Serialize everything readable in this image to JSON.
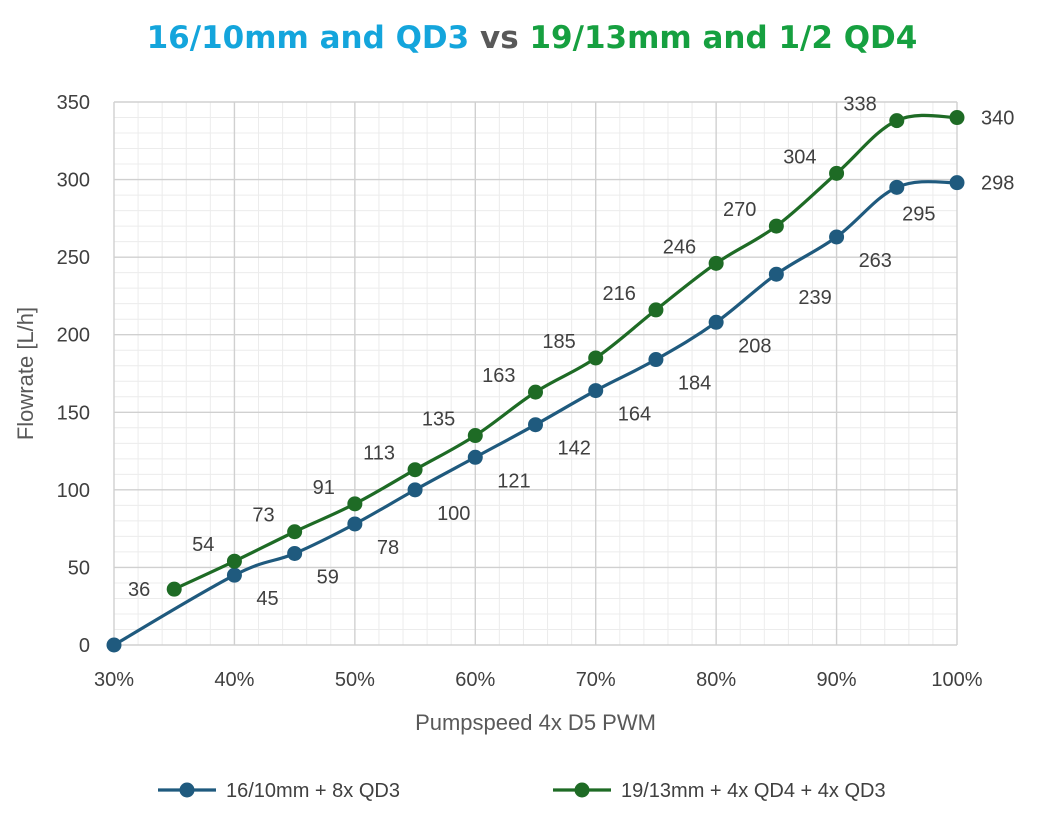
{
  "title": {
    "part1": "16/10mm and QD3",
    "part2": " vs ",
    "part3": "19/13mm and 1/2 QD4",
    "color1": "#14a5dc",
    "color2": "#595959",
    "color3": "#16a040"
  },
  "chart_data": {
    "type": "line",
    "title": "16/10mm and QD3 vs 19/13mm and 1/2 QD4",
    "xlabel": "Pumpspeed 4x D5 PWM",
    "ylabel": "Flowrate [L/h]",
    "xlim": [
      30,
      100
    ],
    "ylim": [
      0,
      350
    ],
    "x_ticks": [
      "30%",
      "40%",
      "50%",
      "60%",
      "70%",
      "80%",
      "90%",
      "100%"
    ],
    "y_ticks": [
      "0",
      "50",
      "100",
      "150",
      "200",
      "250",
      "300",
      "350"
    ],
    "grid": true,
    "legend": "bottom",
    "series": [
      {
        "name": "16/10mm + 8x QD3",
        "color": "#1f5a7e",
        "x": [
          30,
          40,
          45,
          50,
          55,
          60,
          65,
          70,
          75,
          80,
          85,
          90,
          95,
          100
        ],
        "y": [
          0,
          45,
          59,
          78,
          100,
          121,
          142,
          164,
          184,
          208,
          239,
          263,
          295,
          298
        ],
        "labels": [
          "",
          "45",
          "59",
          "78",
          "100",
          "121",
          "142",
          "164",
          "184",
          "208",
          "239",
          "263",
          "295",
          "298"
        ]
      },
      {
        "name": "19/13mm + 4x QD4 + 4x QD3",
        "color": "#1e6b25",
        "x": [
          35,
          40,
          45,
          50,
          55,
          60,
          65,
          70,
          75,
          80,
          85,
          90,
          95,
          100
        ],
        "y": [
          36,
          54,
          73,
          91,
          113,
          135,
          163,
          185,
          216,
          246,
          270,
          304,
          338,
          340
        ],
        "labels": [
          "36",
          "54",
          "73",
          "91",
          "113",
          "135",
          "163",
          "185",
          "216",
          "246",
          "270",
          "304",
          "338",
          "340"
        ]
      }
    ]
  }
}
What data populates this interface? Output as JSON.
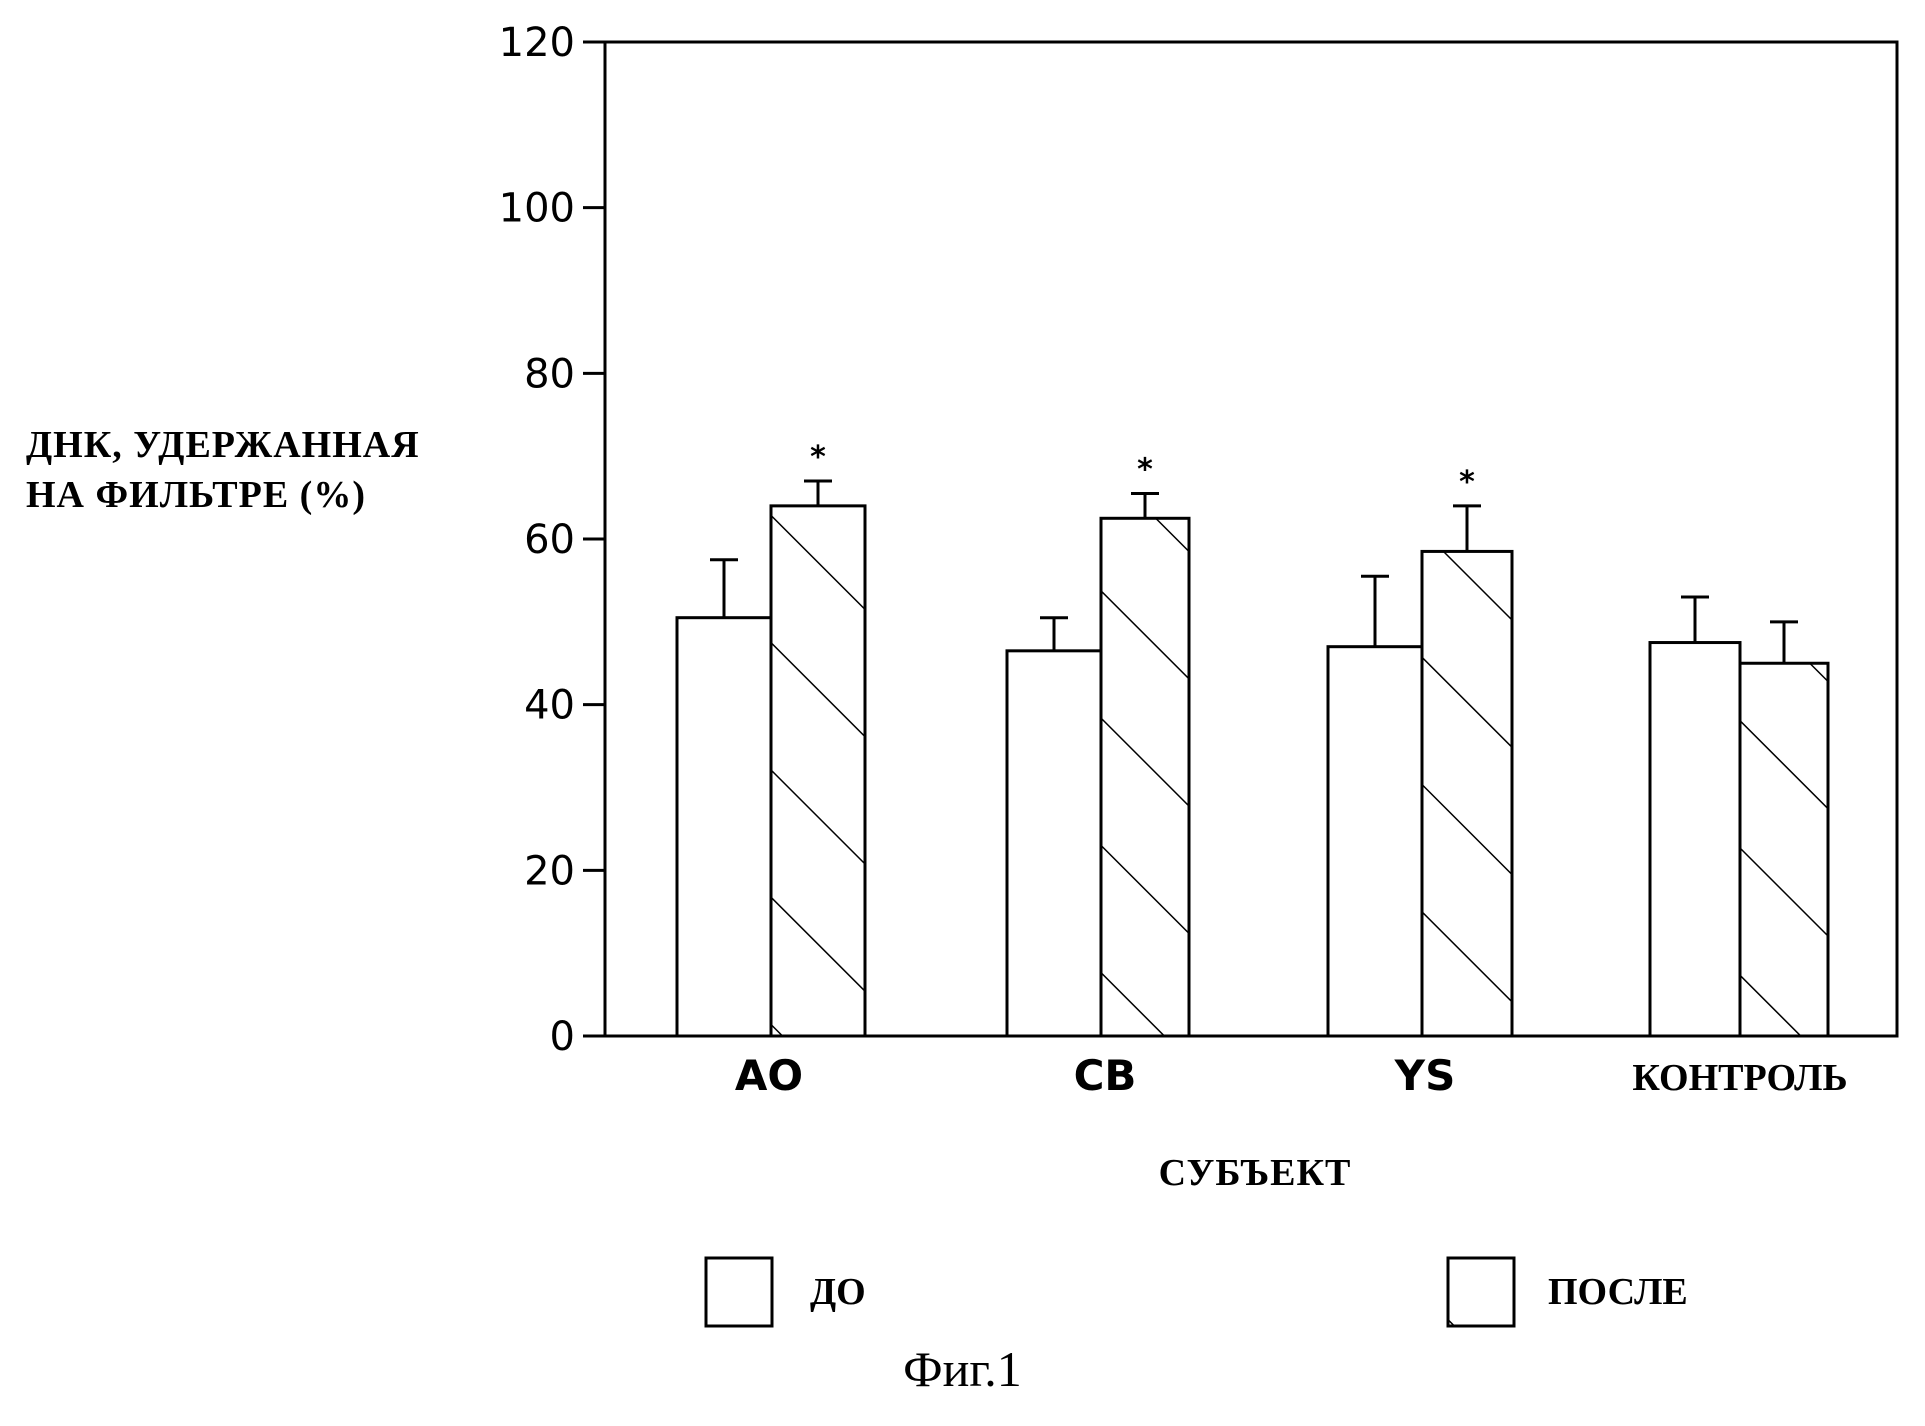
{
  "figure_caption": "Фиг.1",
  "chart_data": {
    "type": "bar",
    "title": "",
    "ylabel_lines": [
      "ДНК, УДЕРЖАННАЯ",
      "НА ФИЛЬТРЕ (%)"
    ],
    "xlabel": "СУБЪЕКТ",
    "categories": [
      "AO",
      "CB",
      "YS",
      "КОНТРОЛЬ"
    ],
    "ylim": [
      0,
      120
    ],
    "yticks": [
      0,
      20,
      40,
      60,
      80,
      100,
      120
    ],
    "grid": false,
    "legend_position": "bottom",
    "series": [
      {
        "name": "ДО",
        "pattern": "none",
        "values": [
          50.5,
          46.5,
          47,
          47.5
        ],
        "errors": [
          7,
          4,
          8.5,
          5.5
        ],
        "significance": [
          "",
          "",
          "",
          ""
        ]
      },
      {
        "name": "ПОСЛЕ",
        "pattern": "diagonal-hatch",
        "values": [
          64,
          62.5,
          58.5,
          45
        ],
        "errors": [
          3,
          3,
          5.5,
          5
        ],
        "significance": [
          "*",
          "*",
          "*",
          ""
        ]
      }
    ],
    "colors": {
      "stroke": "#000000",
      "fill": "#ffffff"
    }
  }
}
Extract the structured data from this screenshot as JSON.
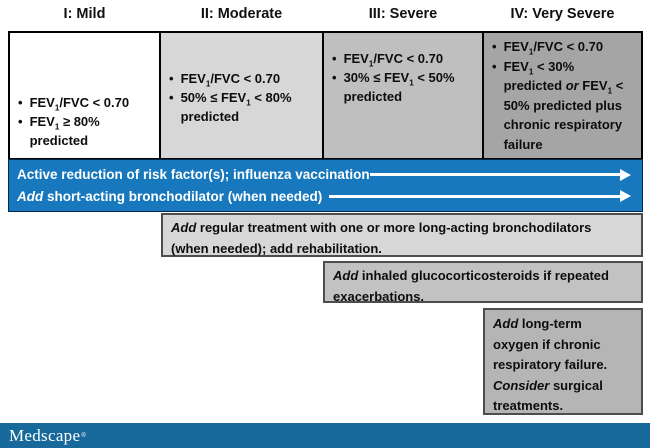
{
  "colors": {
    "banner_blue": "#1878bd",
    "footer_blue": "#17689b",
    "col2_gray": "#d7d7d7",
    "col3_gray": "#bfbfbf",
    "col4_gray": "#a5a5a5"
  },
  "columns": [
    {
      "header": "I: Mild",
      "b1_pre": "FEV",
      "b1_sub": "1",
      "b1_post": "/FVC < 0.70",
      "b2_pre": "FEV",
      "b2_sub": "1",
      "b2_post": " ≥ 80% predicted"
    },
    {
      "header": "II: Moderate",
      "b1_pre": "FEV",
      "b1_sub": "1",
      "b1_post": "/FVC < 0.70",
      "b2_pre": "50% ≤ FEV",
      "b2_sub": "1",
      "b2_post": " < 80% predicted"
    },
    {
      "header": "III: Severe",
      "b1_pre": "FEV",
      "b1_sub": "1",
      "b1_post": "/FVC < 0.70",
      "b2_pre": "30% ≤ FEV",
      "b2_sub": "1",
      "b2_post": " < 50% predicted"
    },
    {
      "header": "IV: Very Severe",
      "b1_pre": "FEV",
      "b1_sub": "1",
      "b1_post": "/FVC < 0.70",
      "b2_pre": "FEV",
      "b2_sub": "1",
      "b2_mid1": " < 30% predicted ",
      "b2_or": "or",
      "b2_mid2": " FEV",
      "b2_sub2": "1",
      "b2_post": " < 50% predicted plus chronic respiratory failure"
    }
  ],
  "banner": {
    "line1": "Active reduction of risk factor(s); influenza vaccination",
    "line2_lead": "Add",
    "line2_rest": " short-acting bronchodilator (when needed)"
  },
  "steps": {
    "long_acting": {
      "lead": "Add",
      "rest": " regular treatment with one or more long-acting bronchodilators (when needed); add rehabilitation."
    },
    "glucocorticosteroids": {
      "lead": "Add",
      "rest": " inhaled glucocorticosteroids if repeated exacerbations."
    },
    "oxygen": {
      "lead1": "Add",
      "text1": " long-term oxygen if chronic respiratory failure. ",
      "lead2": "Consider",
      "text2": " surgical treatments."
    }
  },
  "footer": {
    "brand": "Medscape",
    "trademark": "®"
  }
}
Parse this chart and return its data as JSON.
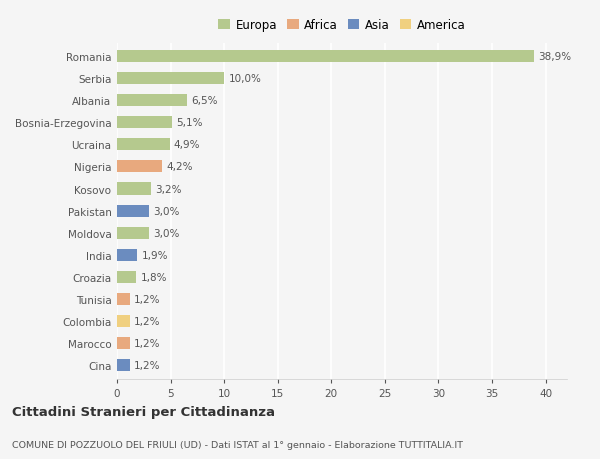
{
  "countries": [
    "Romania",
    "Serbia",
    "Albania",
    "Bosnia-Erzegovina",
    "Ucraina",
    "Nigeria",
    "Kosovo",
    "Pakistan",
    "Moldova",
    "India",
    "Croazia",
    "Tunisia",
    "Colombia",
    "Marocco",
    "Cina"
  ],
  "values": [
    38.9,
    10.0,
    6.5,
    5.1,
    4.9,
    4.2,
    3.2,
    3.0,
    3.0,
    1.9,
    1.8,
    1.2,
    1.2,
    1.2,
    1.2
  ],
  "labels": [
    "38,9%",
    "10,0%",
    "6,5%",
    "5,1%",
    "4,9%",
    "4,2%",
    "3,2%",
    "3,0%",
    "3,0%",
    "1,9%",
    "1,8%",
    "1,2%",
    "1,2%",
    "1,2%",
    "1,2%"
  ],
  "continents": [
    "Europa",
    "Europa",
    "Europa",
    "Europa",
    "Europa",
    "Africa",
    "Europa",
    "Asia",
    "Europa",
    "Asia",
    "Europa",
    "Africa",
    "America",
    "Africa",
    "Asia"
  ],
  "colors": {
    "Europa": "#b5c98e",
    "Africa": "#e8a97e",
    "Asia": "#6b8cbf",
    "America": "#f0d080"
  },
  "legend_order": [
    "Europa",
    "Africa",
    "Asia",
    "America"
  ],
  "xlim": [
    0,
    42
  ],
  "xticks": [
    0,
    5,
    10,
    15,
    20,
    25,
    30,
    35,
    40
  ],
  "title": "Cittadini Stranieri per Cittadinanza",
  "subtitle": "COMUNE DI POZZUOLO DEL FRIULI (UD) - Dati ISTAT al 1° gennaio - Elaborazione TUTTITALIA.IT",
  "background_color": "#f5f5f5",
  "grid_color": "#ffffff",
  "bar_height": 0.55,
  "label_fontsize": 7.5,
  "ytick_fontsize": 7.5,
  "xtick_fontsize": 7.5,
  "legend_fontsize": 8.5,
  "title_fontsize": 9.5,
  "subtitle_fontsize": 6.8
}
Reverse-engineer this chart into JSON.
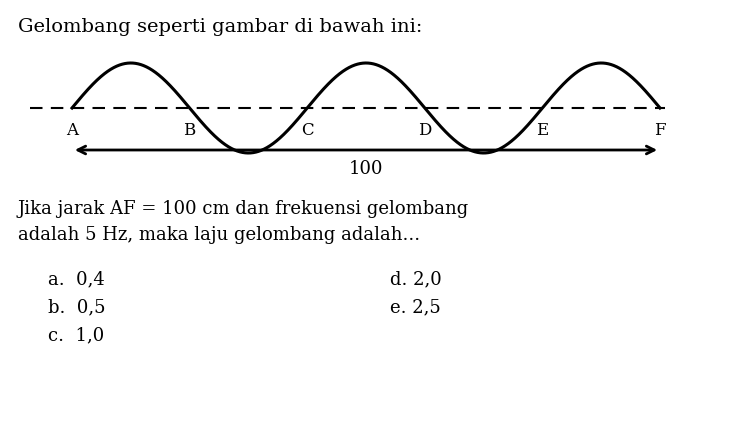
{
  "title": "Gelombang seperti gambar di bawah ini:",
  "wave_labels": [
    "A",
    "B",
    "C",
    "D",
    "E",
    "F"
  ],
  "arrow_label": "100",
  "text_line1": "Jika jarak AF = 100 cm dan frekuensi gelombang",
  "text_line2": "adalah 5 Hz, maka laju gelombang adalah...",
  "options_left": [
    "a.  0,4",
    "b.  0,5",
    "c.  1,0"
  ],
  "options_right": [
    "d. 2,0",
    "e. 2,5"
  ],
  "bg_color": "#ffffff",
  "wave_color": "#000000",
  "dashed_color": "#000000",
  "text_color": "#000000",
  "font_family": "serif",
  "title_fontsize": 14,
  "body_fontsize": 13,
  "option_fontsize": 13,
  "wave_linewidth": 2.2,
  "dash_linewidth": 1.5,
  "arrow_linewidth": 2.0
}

### Short problem
Look over the records above and copy each line that includes the string "glucocorticosteroids".

### Exercise answer
    "glucocorticosteroids": {
      "rest": " inhaled glucocorticosteroids if repeated exacerbations."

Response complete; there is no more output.